(Data items)
◇ ◇ ◇ ◇ ◇

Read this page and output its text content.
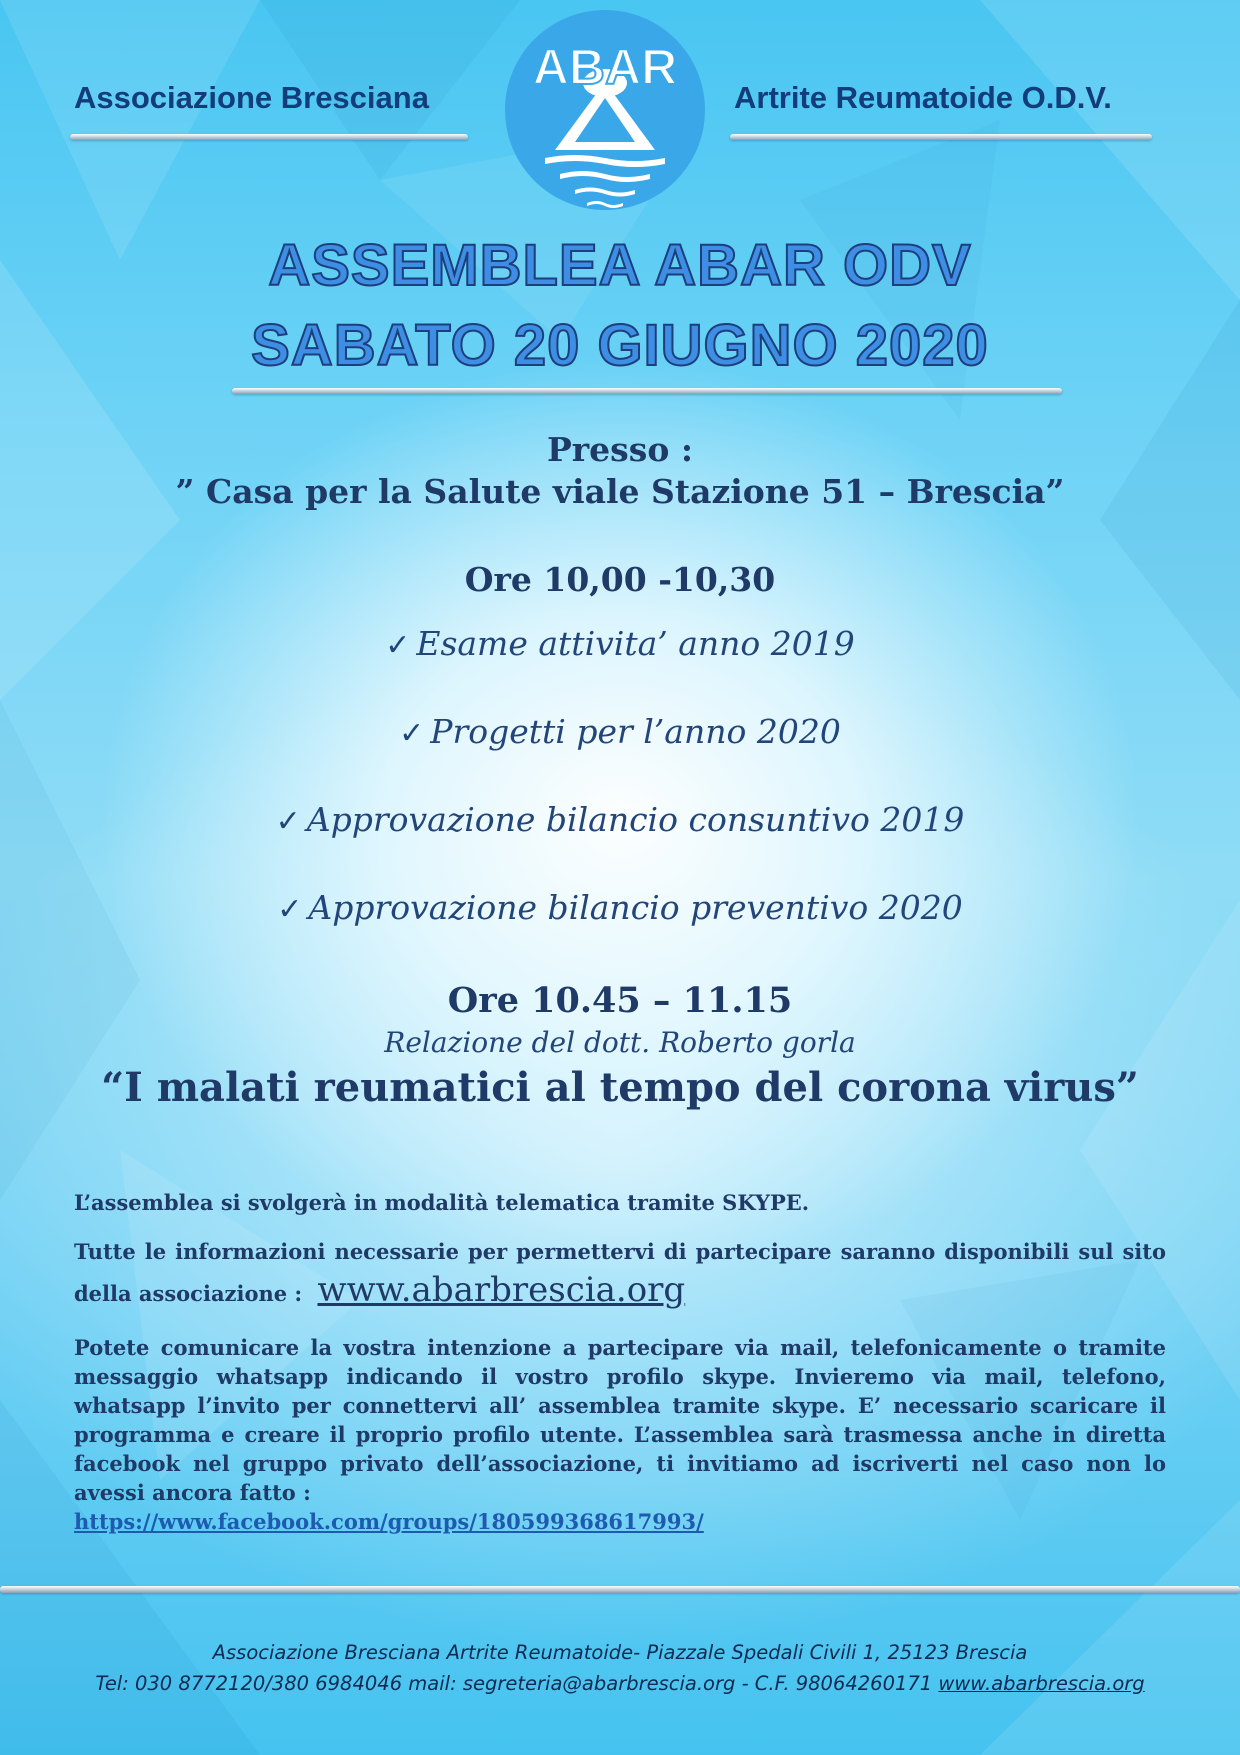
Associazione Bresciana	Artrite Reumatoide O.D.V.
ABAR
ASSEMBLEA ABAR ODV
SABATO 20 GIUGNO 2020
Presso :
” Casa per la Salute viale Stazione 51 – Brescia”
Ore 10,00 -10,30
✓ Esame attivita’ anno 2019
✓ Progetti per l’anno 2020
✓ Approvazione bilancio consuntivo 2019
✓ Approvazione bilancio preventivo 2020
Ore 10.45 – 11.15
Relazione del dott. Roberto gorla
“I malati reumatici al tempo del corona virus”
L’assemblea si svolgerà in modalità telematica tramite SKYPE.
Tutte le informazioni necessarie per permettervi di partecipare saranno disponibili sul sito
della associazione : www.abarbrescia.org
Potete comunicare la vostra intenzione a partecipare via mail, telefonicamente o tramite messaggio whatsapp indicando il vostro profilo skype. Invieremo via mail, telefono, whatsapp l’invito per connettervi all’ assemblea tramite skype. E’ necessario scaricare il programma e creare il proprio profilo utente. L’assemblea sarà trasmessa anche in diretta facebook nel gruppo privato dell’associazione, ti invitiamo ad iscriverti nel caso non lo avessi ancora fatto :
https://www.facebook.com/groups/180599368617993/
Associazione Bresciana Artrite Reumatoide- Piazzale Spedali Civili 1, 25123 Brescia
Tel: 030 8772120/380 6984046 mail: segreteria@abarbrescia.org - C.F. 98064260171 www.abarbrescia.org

◇ ◇ ◇ ◇ ◇

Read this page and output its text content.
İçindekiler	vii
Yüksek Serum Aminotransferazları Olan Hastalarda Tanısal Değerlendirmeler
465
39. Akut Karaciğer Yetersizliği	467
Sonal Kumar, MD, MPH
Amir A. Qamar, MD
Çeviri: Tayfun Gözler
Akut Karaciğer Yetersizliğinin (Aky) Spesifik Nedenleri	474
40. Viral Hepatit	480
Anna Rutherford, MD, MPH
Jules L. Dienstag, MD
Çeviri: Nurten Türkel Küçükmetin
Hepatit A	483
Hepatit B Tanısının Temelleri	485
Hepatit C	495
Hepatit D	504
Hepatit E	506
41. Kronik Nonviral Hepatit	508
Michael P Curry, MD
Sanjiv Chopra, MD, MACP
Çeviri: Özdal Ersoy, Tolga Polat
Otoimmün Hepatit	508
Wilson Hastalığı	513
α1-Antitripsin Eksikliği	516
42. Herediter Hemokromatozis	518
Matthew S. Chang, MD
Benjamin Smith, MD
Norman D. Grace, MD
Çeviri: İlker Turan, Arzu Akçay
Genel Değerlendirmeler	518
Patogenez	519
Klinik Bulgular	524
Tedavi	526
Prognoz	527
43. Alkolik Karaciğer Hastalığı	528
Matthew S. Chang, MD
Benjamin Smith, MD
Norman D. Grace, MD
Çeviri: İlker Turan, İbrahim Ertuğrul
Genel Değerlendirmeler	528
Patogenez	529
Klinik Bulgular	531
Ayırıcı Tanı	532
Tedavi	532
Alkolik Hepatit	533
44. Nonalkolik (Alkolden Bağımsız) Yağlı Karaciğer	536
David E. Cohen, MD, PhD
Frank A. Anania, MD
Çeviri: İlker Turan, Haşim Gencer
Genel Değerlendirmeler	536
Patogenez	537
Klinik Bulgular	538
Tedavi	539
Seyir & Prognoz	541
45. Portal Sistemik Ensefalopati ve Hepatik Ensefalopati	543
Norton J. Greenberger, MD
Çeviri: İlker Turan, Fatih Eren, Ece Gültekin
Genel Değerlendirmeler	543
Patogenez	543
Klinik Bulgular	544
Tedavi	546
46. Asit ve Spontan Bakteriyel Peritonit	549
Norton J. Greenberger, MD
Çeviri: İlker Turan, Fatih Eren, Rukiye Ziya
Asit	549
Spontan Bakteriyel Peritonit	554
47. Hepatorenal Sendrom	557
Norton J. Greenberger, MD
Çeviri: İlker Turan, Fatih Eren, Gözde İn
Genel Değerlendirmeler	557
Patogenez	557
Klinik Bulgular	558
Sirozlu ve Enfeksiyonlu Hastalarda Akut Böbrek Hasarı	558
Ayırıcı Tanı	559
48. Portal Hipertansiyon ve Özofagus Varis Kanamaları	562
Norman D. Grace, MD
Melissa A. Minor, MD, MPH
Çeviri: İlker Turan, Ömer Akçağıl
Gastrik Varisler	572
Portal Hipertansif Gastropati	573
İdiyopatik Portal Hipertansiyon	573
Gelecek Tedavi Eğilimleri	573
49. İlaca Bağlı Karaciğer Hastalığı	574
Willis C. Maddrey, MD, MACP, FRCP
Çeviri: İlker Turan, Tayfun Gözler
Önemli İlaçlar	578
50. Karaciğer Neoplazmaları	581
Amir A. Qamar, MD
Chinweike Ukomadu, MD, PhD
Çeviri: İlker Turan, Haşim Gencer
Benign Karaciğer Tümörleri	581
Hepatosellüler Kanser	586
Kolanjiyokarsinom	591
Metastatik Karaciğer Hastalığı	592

◇ ◇ ◇ ◇ ◇

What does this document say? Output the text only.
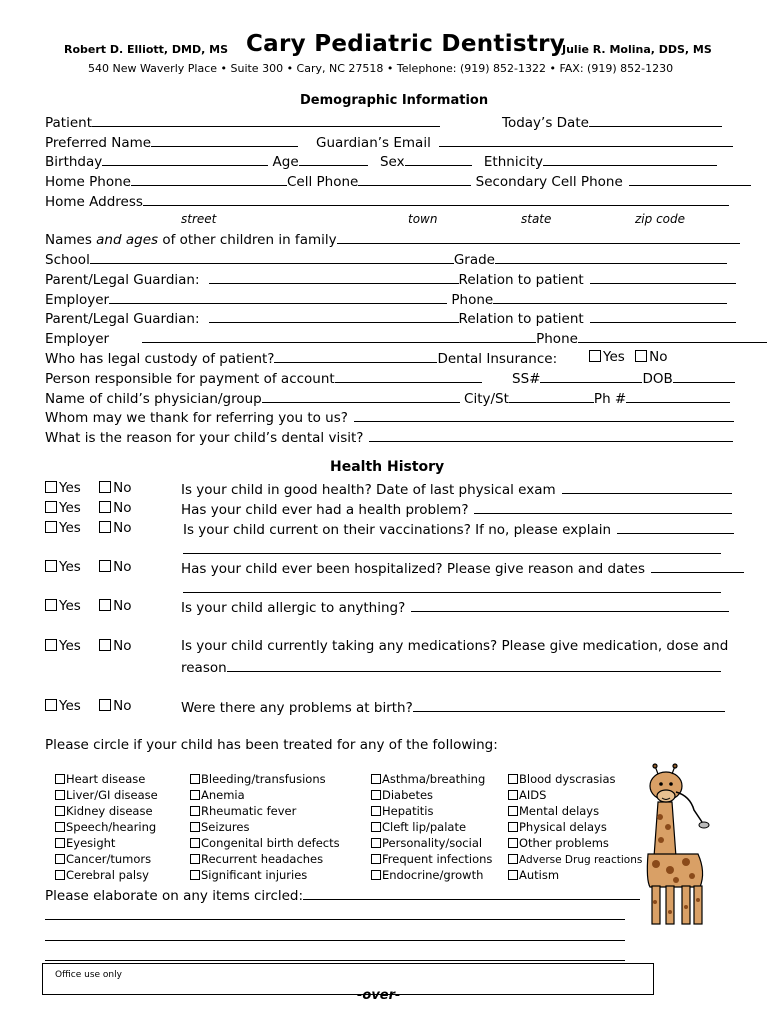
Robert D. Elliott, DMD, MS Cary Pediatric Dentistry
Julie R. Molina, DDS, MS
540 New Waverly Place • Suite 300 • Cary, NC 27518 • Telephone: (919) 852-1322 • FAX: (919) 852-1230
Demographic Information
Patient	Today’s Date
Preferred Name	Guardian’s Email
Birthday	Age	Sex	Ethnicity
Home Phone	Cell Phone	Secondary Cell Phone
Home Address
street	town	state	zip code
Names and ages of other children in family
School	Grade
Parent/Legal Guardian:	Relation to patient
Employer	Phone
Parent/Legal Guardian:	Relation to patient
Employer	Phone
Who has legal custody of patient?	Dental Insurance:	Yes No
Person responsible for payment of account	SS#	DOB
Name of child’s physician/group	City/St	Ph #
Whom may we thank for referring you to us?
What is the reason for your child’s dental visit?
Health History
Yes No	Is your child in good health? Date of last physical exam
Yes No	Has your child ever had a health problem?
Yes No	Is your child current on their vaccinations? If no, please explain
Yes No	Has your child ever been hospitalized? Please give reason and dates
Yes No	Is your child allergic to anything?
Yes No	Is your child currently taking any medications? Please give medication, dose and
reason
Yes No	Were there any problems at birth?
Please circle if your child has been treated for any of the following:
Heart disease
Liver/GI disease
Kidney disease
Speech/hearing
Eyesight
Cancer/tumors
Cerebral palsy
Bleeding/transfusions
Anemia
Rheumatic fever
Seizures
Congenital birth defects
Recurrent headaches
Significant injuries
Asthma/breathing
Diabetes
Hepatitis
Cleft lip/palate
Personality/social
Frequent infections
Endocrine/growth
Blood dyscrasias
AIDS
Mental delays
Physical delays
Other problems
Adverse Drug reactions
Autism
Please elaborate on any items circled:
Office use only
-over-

◇ ◇ ◇ ◇ ◇

◆ The problem:
Using the data above, return every line that contains the string "Turan".

◆ Output for this task:
Çeviri: İlker Turan, Arzu Akçay
Çeviri: İlker Turan, İbrahim Ertuğrul
Çeviri: İlker Turan, Haşim Gencer
Çeviri: İlker Turan, Fatih Eren, Ece Gültekin
Çeviri: İlker Turan, Fatih Eren, Rukiye Ziya
Çeviri: İlker Turan, Fatih Eren, Gözde İn
Çeviri: İlker Turan, Ömer Akçağıl
Çeviri: İlker Turan, Tayfun Gözler
Çeviri: İlker Turan, Haşim Gencer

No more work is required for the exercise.